Фрагмент документа -
• • •

Был у меня одноклассник, Давид. То ли из курдов, то ли из езидов. Черт их разберет. На вопросы о происхождении его мама говорила, что дома говорят "на русском и своем", и в церковь нашу ей нельзя, потому что "мы не мусульмане, нет, вы шо, но бог у нас свой", а что это "свое" и как называется - сказать не могла. Возможно, из-за скудного словарного запаса. Говорила на русском она бойко, но с сильным акцентом и иногда тяжело подбирала слова.
Давид был вполне себе нормальным парнем. Быстро от "еей ты" перешел к "Мари Вана" в обращении к классной, а мать свою называл "Машка" и "эта чушка". Но говорил чисто, почти без акцента. Ну а с чего акценту быть, если они из "своей страны" уехали сразу после его рождения? (Или специально ездили туда, чтоб на родине родился, чтобы паспорт не делать и его в армию призвать не могли. Тут показания матери и самого Давида расходятся)

• • •

Рабочие задания -
A: На каких языках, по словам матери Давида, говорят у них дома согласно фрагменту?
B: Обновите во фрагменте отрывок, который открывается словами «Был у меня одноклассник, Давид.» и завершается словами «тяжело подбирала слова.»: замените в нем «мама» на «мать».

Строки данных -
• • •

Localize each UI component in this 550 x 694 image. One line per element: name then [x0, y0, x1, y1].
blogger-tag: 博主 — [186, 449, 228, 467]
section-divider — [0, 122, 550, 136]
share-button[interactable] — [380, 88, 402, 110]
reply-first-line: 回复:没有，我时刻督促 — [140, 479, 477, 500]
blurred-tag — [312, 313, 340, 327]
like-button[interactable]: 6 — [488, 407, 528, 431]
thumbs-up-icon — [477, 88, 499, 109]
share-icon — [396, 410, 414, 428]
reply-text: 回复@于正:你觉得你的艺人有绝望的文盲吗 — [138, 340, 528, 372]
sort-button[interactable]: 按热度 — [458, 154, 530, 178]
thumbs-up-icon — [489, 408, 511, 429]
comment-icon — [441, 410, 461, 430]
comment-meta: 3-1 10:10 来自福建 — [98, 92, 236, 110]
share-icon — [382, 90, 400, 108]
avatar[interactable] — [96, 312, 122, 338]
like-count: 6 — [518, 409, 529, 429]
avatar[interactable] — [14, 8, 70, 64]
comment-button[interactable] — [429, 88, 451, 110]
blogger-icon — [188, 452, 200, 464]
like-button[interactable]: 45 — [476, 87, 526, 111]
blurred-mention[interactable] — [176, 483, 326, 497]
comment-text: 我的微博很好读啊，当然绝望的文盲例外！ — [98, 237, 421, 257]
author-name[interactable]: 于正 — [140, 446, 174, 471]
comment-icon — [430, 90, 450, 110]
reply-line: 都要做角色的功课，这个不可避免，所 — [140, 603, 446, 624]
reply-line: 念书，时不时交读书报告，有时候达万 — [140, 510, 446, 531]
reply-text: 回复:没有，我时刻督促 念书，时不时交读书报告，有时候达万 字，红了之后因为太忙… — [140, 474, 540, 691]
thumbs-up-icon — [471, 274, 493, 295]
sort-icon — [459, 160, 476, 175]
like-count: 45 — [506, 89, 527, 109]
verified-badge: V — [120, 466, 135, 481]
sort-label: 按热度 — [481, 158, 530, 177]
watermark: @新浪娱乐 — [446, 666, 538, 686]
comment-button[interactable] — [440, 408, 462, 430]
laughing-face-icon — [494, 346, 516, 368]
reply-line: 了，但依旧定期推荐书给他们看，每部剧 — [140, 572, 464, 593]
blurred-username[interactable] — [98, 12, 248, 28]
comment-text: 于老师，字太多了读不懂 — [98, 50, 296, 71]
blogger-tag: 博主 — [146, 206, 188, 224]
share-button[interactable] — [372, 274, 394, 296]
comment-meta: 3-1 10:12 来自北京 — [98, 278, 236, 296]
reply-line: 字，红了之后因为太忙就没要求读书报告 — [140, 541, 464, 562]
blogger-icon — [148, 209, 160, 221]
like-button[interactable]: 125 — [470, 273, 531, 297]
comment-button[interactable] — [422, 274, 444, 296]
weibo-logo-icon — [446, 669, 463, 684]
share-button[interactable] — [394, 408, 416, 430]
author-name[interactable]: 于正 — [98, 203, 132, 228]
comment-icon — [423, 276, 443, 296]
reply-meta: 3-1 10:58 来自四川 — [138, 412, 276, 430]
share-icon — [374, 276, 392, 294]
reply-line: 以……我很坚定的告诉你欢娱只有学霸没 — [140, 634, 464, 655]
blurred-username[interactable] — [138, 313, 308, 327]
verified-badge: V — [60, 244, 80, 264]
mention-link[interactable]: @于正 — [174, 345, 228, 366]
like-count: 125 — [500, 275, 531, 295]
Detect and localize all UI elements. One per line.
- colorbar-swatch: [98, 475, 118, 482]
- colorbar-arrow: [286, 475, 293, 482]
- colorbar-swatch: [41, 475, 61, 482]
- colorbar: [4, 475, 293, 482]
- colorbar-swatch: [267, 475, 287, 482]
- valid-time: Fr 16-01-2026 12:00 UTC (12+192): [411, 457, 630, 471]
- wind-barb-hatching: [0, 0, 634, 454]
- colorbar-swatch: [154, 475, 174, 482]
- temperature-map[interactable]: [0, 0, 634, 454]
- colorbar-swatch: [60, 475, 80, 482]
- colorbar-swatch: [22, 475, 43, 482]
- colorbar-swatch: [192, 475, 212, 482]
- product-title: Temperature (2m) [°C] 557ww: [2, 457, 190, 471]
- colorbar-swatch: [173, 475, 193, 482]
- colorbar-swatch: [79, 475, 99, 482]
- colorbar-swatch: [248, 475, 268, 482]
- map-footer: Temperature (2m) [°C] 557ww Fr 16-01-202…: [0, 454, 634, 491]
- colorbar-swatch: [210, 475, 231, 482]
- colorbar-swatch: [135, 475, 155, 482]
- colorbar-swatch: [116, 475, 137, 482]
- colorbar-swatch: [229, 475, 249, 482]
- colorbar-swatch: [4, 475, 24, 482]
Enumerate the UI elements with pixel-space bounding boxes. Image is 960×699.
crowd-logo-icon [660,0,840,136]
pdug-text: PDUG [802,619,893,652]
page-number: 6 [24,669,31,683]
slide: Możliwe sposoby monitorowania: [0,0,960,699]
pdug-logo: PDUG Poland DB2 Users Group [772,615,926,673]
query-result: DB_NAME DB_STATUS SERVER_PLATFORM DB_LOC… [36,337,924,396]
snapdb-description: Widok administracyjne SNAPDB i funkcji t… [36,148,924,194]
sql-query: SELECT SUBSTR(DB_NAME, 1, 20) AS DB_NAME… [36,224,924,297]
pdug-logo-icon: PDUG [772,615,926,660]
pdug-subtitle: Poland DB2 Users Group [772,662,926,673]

• • •

Ответы по заданиям -
A: На русском и «своем».

B:
Был у меня одноклассник, Давид. То ли из курдов, то ли из езидов. Черт их разберет. На вопросы о происхождении его мать говорила, что дома говорят "на русском и своем", и в церковь нашу ей нельзя, потому что "мы не мусульмане, нет, вы шо, но бог у нас свой", а что это "свое" и как называется - сказать не могла. Возможно, из-за скудного словарного запаса. Говорила на русском она бойко, но с сильным акцентом и иногда тяжело подбирала слова.